Source extract.

[Begin]

TCiphers – Multithreading Support.

TCiphers supports encryption/decryption in multiple threads for stream ciphers and block ciphers in CTR mode of operation.

The idea is simple – to encrypt N bytes of data in m threads you split the data into m parts, each part approximately of N/m bytes size, then create m TCipher instances and encrypt m parts in parallel. The TCiphers methods needed to implement this algorithm are:

  function TCipher.Copy: TCipher;
  function TCipher.Skip(Value: LongWord): TCipher; overload;
  function TCipher.Skip(Value: UInt64): TCipher; overload;
  property TCipher.BlockSize: Cardinal;

The TCipher.Copy duplicates an instance of TCipher, TCipher.Skip(Value) discards Value blocks of the keystream, and TCipher.BlockSize returns the cipher’s block size. These are all ingredients needed for multithreading.

The ThreadDemo project demonstrates how it works. The thread class implementing the encryption receives a cipher instance, an address of the portion of data to be encrypted and its size in the constructor and uses Windows event to signal the main thread when the operation is completed:

unit CipherThreads;

interface

uses
  Windows, Classes, tfCiphers;

type
  TCipherThread = class(TThread)

[End]

Data provided.
[Begin]

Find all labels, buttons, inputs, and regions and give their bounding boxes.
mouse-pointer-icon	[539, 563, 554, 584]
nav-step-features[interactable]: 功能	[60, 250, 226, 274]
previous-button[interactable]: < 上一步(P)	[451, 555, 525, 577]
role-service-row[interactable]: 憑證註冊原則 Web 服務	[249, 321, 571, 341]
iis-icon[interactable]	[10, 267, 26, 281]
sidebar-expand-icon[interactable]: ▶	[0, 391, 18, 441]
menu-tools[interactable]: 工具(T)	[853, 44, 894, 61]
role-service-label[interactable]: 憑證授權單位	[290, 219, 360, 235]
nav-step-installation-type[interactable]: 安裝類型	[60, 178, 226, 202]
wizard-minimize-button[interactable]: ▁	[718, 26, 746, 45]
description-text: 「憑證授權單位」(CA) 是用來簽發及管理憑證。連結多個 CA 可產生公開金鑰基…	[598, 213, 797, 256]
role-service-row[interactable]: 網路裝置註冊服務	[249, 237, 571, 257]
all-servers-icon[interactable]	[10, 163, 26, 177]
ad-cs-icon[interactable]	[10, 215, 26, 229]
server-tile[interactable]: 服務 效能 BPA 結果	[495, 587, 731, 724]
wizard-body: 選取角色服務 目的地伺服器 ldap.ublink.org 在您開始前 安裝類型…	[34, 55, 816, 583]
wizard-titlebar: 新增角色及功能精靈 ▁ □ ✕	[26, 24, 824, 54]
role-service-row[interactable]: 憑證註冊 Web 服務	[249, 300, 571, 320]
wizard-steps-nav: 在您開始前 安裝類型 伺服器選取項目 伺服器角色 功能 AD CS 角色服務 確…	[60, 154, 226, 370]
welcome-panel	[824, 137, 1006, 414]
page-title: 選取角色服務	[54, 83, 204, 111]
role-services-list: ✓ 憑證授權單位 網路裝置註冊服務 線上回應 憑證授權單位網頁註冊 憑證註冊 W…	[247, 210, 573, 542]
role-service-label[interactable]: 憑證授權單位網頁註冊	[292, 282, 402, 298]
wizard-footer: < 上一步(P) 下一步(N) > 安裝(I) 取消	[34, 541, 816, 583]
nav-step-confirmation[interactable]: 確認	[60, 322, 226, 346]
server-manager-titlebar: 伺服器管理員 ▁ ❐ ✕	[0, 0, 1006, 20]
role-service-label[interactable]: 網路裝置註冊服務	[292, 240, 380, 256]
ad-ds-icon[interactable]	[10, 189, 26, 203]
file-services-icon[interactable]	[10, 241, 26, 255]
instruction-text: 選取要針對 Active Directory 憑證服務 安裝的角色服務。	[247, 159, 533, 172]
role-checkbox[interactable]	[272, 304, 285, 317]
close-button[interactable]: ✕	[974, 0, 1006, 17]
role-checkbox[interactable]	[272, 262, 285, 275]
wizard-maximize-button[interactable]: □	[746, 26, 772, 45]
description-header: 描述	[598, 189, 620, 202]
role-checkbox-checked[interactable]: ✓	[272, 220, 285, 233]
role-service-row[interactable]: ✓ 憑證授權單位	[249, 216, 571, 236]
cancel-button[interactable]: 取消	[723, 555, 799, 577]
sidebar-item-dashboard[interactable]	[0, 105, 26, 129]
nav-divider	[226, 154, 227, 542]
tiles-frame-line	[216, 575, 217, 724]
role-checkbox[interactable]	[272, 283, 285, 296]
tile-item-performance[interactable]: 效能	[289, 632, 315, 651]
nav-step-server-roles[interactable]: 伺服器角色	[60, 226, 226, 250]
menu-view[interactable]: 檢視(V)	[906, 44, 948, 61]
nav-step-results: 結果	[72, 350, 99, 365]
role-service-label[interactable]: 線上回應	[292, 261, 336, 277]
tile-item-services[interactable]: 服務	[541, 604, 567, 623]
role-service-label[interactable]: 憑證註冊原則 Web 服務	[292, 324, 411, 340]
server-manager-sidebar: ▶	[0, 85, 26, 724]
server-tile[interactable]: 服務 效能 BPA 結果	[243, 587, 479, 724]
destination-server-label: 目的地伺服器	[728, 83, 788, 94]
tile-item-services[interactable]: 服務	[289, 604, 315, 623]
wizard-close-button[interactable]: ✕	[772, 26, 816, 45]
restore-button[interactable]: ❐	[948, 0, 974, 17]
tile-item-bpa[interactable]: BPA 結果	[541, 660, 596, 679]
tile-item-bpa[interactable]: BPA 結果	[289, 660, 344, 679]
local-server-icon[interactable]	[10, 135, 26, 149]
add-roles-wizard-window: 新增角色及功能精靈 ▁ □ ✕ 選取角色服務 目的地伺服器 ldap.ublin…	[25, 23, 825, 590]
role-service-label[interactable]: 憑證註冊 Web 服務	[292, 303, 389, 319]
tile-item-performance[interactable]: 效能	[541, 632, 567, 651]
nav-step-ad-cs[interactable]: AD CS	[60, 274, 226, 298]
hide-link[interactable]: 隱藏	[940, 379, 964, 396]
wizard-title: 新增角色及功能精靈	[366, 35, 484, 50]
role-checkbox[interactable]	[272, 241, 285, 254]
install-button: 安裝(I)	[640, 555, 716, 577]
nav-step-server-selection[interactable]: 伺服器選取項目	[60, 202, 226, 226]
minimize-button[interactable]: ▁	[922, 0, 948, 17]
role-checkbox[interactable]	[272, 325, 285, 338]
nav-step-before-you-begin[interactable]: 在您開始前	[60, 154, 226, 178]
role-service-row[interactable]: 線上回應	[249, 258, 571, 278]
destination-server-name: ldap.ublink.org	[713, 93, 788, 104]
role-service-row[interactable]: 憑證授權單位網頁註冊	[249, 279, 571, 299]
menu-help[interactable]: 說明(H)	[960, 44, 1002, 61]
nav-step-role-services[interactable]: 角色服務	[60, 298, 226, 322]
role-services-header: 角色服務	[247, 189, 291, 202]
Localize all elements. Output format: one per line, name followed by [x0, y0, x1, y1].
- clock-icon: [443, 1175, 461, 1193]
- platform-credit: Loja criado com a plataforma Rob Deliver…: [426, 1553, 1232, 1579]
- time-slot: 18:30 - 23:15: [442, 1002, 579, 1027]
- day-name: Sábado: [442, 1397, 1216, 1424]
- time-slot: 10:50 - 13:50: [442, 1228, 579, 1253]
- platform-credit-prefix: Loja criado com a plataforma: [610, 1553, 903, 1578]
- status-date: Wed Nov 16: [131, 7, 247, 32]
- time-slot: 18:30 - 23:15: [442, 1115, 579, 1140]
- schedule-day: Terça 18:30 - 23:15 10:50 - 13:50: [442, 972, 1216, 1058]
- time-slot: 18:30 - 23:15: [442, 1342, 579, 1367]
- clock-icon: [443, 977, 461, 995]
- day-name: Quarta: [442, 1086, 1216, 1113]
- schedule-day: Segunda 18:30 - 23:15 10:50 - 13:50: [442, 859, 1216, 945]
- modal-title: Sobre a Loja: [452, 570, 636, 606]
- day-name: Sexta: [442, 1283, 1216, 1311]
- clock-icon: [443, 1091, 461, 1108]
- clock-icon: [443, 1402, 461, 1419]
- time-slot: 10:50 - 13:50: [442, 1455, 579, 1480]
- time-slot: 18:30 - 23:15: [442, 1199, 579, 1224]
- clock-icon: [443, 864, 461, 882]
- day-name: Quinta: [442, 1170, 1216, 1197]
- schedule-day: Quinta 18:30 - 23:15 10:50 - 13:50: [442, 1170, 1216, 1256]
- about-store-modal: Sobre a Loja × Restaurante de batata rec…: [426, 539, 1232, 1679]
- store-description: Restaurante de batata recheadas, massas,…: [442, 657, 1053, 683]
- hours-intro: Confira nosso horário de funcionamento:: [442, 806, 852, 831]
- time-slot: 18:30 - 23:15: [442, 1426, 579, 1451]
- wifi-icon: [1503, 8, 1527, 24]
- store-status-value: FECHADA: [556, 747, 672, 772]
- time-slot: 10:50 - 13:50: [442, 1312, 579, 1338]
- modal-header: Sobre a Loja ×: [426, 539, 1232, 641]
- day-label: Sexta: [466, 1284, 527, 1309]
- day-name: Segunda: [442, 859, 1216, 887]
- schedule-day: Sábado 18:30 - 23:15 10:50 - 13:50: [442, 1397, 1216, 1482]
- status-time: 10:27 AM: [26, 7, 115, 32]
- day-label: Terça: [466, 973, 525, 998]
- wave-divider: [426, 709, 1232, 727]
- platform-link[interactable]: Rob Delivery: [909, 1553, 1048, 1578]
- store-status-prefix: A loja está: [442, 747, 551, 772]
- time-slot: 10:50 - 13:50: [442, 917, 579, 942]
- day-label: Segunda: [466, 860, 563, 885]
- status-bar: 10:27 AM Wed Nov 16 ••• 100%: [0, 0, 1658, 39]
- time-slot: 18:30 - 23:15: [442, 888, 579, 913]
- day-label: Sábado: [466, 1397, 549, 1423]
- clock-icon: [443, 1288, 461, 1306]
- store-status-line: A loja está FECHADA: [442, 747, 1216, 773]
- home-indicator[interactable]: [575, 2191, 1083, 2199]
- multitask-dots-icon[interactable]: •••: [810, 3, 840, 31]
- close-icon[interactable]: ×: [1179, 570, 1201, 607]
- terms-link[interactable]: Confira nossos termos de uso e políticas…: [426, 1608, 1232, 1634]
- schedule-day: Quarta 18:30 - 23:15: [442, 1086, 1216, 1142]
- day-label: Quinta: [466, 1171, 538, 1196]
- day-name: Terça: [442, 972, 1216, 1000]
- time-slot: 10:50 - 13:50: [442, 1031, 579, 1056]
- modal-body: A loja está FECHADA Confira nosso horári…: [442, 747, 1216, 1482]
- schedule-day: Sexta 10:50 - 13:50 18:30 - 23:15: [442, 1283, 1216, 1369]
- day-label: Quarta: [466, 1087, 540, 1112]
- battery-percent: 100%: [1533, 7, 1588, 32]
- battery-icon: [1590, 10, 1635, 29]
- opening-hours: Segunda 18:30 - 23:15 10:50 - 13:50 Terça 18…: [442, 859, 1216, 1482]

[End]

Written problem 1. Can you repeat the stretch of the TCiphers multithreading text from "TCiphers – Multithreading Support." through "mode of operation."?
Written problem 2. Could you write the next part of the TCiphers multithreading text, picking up right after its last line?

Output 1.
TCiphers – Multithreading Support.

TCiphers supports encryption/decryption in multiple threads for stream ciphers and block ciphers in CTR mode of operation.

Output 2.
  private
    FCipher: TCipher;
    FOrigin: Pointer;
    FSize: LongWord;
    FLast: Boolean;
    FEvent: THandle;
  protected
    procedure Execute; override;
  public
    constructor Create(ACipher: TCipher; AOrigin: Pointer; ASize: LongWord;
                       ALast: Boolean; AEvent: THandle);
  end;

implementation

{ TCipherThread }

constructor TCipherThread.Create(ACipher: TCipher; AOrigin: Pointer;
  ASize: LongWord; ALast: Boolean; AEvent: THandle);
begin
  FCipher:= ACipher;
  FOrigin:= AOrigin;
  FSize:= ASize;
  FLast:= ALast;
  FEvent:= AEvent;
  FreeOnTerminate:= True;
  inherited Create(False);
end;

procedure TCipherThread.Execute;
var
  DataSize: LongWord;

begin
  DataSize:= FSize;
  FCipher.KeyCrypt(FOrigin^, DataSize, FLast);
  SetEvent(FEvent);
end;

end.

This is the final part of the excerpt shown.